Aim of the task: Repeat the lines of the records word for word, from the start of the records through the line holding "- right-tick-label: 800: [1918, 342, 1991, 391]", inclusive.

Records for this task:
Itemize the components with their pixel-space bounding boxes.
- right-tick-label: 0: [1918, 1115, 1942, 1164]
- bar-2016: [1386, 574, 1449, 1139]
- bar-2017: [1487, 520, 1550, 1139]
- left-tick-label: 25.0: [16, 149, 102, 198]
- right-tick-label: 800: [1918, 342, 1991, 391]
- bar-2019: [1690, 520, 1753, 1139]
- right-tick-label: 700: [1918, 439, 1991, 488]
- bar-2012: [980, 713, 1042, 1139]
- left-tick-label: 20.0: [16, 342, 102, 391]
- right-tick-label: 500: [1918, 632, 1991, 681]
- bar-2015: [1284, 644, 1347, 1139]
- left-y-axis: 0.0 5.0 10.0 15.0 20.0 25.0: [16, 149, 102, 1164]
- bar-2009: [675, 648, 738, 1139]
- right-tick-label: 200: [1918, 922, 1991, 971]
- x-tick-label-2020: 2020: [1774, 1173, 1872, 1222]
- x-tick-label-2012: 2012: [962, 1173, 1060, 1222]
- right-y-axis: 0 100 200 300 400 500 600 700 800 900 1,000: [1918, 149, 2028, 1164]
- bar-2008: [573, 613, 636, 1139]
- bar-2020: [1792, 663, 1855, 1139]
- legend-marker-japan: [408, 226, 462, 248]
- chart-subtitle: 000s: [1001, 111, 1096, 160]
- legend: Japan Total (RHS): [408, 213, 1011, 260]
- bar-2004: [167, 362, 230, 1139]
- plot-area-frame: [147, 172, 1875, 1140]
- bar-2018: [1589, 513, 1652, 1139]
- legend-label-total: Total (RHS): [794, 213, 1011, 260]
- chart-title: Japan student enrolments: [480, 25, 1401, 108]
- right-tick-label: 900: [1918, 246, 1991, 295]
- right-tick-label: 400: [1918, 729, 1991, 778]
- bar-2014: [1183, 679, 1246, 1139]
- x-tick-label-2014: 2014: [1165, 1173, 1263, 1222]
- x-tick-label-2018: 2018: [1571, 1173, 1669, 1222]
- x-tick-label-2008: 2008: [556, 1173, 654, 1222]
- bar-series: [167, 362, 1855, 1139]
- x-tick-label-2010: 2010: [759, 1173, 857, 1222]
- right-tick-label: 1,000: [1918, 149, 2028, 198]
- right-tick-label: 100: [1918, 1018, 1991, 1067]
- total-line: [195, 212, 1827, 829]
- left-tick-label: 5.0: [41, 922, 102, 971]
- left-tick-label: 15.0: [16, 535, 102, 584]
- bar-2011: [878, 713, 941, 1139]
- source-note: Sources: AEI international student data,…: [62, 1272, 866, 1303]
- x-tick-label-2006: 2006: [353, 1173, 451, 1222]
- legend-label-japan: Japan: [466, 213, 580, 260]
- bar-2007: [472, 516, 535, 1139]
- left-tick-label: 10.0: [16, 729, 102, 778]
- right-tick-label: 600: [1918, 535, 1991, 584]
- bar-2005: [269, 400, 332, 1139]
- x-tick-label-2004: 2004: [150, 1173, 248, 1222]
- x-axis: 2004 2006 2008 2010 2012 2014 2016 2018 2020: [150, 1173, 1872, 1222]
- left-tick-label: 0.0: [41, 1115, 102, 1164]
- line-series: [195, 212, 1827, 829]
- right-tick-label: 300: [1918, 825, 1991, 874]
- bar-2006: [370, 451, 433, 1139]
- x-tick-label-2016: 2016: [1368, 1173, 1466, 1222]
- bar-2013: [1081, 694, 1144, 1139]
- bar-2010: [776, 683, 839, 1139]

Output below:
Itemize the components with their pixel-space bounding boxes.
- right-tick-label: 0: [1918, 1115, 1942, 1164]
- bar-2016: [1386, 574, 1449, 1139]
- bar-2017: [1487, 520, 1550, 1139]
- left-tick-label: 25.0: [16, 149, 102, 198]
- right-tick-label: 800: [1918, 342, 1991, 391]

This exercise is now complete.